- Verilen Metin -

= = = =

Mehmet Pamak; ülkeyi Batılılaştırma, laikleştirme politikalarına karşı çıkıp adalet için İslam şeriatıyla hükmedilmesi talebiyle kıyam eden ve bu yüzden 1933 yılında Van Erciş’ten Çanakkale’ye sürgün edilip Ezine ilçesi Pınarbaşı ve Mahmudiye köylerine mecburi iskâna zorlanan iki ailenin torunu olarak 1950 yılında Ezine-Pınarbaşı köyünde doğdu. İlk eğitimini Pınarbaşı Köyü İlkokulunda, Orta ve lise eğitimini ise Çanakkale Lisesinde tamamladı. 1967 yılında başladığı Üniversite tahsilinin ilk üç yılını Ankara Üniversitesi Siyasal Bilgiler Fakültesinde, son yılını da, öğrenci olayları sebebiyle devam edemediği SBF’den ayrılıp naklini aldırdığı, Erzurum Atatürk Üniversitesi İşletme Fakültesinde tamamladı. 1971 yılında İşletme Fakültesi’ni bitirdi.

= = = =

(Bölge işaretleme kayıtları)
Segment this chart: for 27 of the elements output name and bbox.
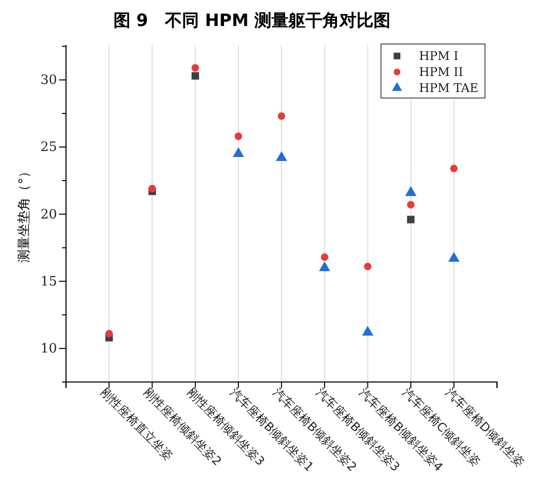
point: [407, 201, 415, 209]
point: [232, 147, 244, 158]
y-tick-label: 15: [40, 274, 57, 290]
point: [148, 184, 156, 192]
point: [192, 64, 200, 72]
point: [278, 112, 286, 120]
legend-label: HPM TAE: [419, 81, 478, 96]
y-tick-label: 30: [40, 73, 57, 88]
point: [320, 253, 328, 261]
point: [450, 164, 458, 172]
point: [448, 252, 460, 262]
point: [362, 326, 374, 336]
point: [192, 72, 200, 80]
point: [105, 330, 113, 338]
y-tick-label: 25: [40, 140, 57, 156]
point: [276, 151, 288, 162]
legend-label: HPM I: [419, 49, 459, 64]
point: [364, 262, 372, 270]
legend-label: HPM II: [419, 65, 464, 80]
y-tick-label: 10: [40, 342, 57, 357]
y-axis-title: 测量坐垫角（°）: [17, 164, 32, 262]
point: [407, 216, 415, 224]
point: [234, 132, 242, 140]
point: [405, 186, 416, 196]
chart-title: 图 9 不同 HPM 测量躯干角对比图: [113, 11, 391, 31]
y-tick-label: 20: [40, 207, 57, 222]
point: [318, 261, 330, 272]
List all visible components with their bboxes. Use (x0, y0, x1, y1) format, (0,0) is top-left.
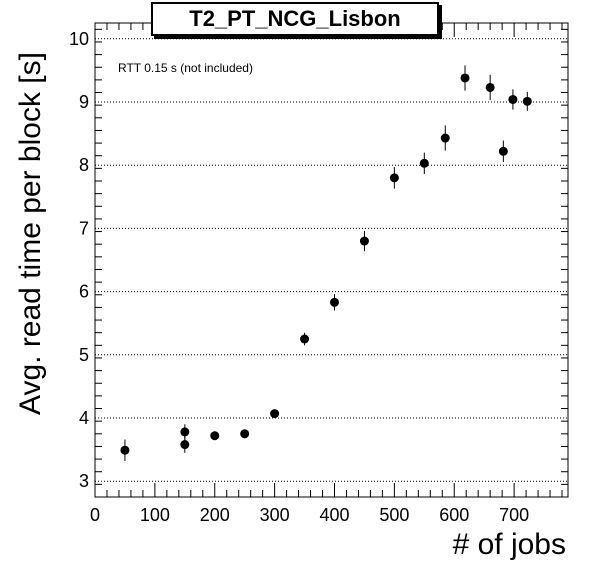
x-tick-label: 500 (379, 505, 409, 525)
data-point (180, 427, 190, 437)
chart-title: T2_PT_NCG_Lisbon (189, 6, 401, 31)
data-point (359, 236, 369, 246)
x-axis-label: # of jobs (452, 528, 566, 561)
data-point (300, 334, 310, 344)
x-tick-label: 600 (439, 505, 469, 525)
plot-frame (94, 22, 569, 498)
axis-ticks (94, 23, 568, 498)
data-point (389, 173, 399, 183)
data-point (329, 297, 339, 307)
data-point (440, 133, 450, 143)
x-tick-label: 300 (260, 505, 290, 525)
data-points (120, 65, 532, 461)
y-tick-label: 10 (69, 29, 89, 49)
data-point (180, 440, 190, 450)
grid-lines (95, 38, 568, 482)
y-tick-label: 4 (79, 408, 89, 428)
y-axis-label: Avg. read time per block [s] (14, 52, 47, 415)
y-tick-label: 8 (79, 155, 89, 175)
data-point (240, 429, 250, 439)
y-tick-label: 6 (79, 282, 89, 302)
x-tick-label: 700 (499, 505, 529, 525)
y-tick-label: 9 (79, 92, 89, 112)
data-point (498, 146, 508, 156)
data-point (120, 445, 130, 455)
data-point (522, 96, 532, 106)
x-tick-label: 100 (140, 505, 170, 525)
y-tick-label: 7 (79, 218, 89, 238)
y-tick-label: 5 (79, 345, 89, 365)
data-point (508, 94, 518, 104)
x-tick-label: 400 (319, 505, 349, 525)
data-point (419, 158, 429, 168)
x-tick-label: 0 (90, 505, 100, 525)
chart-title-box: T2_PT_NCG_Lisbon (151, 2, 439, 36)
data-point (270, 409, 280, 419)
x-tick-label: 200 (200, 505, 230, 525)
rtt-annotation: RTT 0.15 s (not included) (118, 61, 253, 75)
y-tick-label: 3 (79, 471, 89, 491)
data-point (210, 431, 220, 441)
data-point (460, 73, 470, 83)
data-point (485, 82, 495, 92)
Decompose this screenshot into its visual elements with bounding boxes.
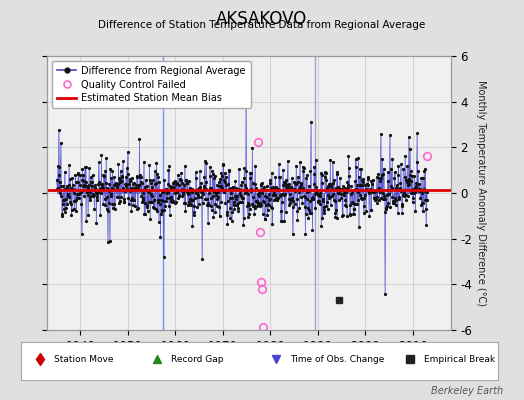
Text: Time of Obs. Change: Time of Obs. Change (290, 354, 385, 364)
Legend: Difference from Regional Average, Quality Control Failed, Estimated Station Mean: Difference from Regional Average, Qualit… (52, 61, 250, 108)
Text: Berkeley Earth: Berkeley Earth (431, 386, 503, 396)
Text: Record Gap: Record Gap (171, 354, 224, 364)
Y-axis label: Monthly Temperature Anomaly Difference (°C): Monthly Temperature Anomaly Difference (… (476, 80, 486, 306)
Text: Station Move: Station Move (54, 354, 114, 364)
Text: AKSAKOVO: AKSAKOVO (216, 10, 308, 28)
Text: Empirical Break: Empirical Break (424, 354, 495, 364)
Text: Difference of Station Temperature Data from Regional Average: Difference of Station Temperature Data f… (99, 20, 425, 30)
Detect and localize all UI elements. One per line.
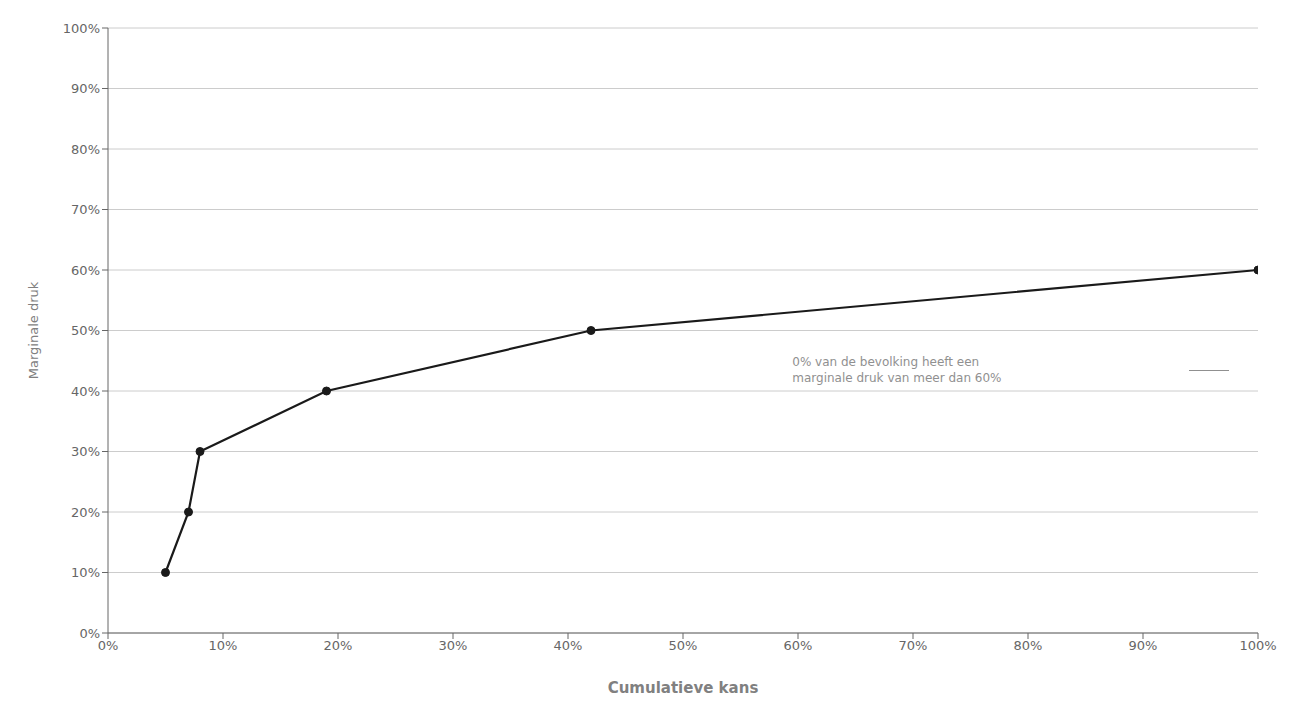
svg-text:100%: 100% (1239, 638, 1276, 653)
svg-text:80%: 80% (71, 142, 100, 157)
svg-text:20%: 20% (71, 505, 100, 520)
svg-text:100%: 100% (63, 21, 100, 36)
svg-text:20%: 20% (324, 638, 353, 653)
svg-text:90%: 90% (71, 81, 100, 96)
svg-text:60%: 60% (71, 263, 100, 278)
svg-text:50%: 50% (71, 323, 100, 338)
svg-text:50%: 50% (669, 638, 698, 653)
html-text:0% van de bevolking heeft een: 0% van de bevolking heeft een marginale … (792, 354, 1002, 385)
svg-text:10%: 10% (71, 565, 100, 580)
svg-text:0%: 0% (98, 638, 119, 653)
svg-text:70%: 70% (899, 638, 928, 653)
svg-text:70%: 70% (71, 202, 100, 217)
svg-text:10%: 10% (209, 638, 238, 653)
svg-text:40%: 40% (554, 638, 583, 653)
svg-text:60%: 60% (784, 638, 813, 653)
svg-text:90%: 90% (1129, 638, 1158, 653)
svg-text:Cumulatieve kans: Cumulatieve kans (608, 679, 759, 697)
svg-text:Marginale druk: Marginale druk (26, 281, 41, 379)
svg-text:30%: 30% (439, 638, 468, 653)
svg-text:80%: 80% (1014, 638, 1043, 653)
svg-text:30%: 30% (71, 444, 100, 459)
svg-text:40%: 40% (71, 384, 100, 399)
svg-text:0%: 0% (79, 626, 100, 641)
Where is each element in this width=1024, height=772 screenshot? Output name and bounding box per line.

= = = =

- Yapılacak İşlemler -
A: Mehmet Pamak'ı anlatan metne dayanarak aşağıdaki soruları yanıtlayın.
(i) Mehmet Pamak hangi yılda ve hangi köyde doğdu?
(ii) Üniversite tahsilinin ilk üç yılını hangi fakültede okudu?
(iii) İşletme Fakültesi'ni hangi yılda bitirdi?
B: Kayıtlarda "svg-text:100%: 100% (1239, 638, 1276, 653)" içeren satırla açılıp kayıtların sonuyla kapanan kısmı, iki ucu da dahil ederek aynen yeniden yazın.
Metin ile kayıtlar birbirinden bağımsızdır.

- Görev Çıktıları -
A:
(i) 1950 yılında, Ezine-Pınarbaşı köyünde.
(ii) Ankara Üniversitesi Siyasal Bilgiler Fakültesinde.
(iii) 1971 yılında.

B:
svg-text:100%: 100% (1239, 638, 1276, 653)
svg-text:80%: 80% (71, 142, 100, 157)
svg-text:20%: 20% (71, 505, 100, 520)
svg-text:100%: 100% (63, 21, 100, 36)
svg-text:20%: 20% (324, 638, 353, 653)
svg-text:90%: 90% (71, 81, 100, 96)
svg-text:60%: 60% (71, 263, 100, 278)
svg-text:50%: 50% (71, 323, 100, 338)
svg-text:50%: 50% (669, 638, 698, 653)
html-text:0% van de bevolking heeft een: 0% van de bevolking heeft een marginale … (792, 354, 1002, 385)
svg-text:10%: 10% (71, 565, 100, 580)
svg-text:0%: 0% (98, 638, 119, 653)
svg-text:70%: 70% (899, 638, 928, 653)
svg-text:70%: 70% (71, 202, 100, 217)
svg-text:10%: 10% (209, 638, 238, 653)
svg-text:40%: 40% (554, 638, 583, 653)
svg-text:60%: 60% (784, 638, 813, 653)
svg-text:90%: 90% (1129, 638, 1158, 653)
svg-text:Cumulatieve kans: Cumulatieve kans (608, 679, 759, 697)
svg-text:Marginale druk: Marginale druk (26, 281, 41, 379)
svg-text:30%: 30% (439, 638, 468, 653)
svg-text:80%: 80% (1014, 638, 1043, 653)
svg-text:30%: 30% (71, 444, 100, 459)
svg-text:40%: 40% (71, 384, 100, 399)
svg-text:0%: 0% (79, 626, 100, 641)
Where is each element in this width=1024, height=772 screenshot? Output name and bounding box per line.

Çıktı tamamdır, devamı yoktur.